** start Excerpted records **

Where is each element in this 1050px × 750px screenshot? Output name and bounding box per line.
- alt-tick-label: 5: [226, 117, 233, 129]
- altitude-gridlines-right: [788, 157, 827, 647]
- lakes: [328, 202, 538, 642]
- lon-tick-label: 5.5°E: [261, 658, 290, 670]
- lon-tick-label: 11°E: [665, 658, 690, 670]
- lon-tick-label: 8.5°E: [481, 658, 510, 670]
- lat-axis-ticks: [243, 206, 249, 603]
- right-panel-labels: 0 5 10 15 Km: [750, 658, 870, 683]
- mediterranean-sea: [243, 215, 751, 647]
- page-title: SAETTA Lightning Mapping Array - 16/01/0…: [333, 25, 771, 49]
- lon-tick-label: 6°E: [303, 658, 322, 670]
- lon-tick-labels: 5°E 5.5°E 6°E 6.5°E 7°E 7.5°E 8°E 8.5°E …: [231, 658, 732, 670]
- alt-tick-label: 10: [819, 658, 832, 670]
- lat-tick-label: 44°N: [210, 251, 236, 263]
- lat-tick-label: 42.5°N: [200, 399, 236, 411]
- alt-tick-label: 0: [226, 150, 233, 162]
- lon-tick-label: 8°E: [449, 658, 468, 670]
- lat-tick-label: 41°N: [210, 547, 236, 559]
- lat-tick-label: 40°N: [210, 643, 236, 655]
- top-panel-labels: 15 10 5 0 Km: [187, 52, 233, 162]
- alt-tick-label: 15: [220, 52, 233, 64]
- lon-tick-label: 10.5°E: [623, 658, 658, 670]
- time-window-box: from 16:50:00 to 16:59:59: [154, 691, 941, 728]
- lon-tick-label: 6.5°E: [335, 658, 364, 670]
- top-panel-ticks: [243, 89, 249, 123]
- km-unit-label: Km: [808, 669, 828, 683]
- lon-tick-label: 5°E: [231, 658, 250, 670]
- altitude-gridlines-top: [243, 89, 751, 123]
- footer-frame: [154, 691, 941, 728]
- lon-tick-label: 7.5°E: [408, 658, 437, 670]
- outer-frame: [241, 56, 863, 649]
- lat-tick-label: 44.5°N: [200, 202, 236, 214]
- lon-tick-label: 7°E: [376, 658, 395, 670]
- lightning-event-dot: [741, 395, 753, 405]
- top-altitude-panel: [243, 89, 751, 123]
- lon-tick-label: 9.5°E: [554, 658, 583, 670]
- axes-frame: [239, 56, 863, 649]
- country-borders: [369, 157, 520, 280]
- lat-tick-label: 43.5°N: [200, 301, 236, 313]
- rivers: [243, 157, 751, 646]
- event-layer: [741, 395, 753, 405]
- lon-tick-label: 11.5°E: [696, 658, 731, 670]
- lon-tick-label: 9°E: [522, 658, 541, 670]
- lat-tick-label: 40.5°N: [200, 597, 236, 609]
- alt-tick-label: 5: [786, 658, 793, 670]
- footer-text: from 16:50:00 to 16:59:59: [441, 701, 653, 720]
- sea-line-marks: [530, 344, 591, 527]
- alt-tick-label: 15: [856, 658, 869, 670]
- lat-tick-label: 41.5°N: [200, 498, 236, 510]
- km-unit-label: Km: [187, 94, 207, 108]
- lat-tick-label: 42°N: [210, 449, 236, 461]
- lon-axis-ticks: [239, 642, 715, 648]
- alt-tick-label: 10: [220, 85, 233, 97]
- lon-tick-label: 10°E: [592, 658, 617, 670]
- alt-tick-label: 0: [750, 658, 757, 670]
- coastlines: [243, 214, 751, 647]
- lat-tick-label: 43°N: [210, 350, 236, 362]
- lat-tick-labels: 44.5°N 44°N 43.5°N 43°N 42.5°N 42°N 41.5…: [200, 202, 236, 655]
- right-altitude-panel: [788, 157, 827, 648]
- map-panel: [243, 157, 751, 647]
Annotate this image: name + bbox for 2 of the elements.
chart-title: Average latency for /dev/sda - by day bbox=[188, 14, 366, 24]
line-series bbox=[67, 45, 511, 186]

** end Excerpted records **

Problem details:
Pull out every line of the material above that contains the string "frame".

Finished task:
- footer-frame: [154, 691, 941, 728]
- outer-frame: [241, 56, 863, 649]
- axes-frame: [239, 56, 863, 649]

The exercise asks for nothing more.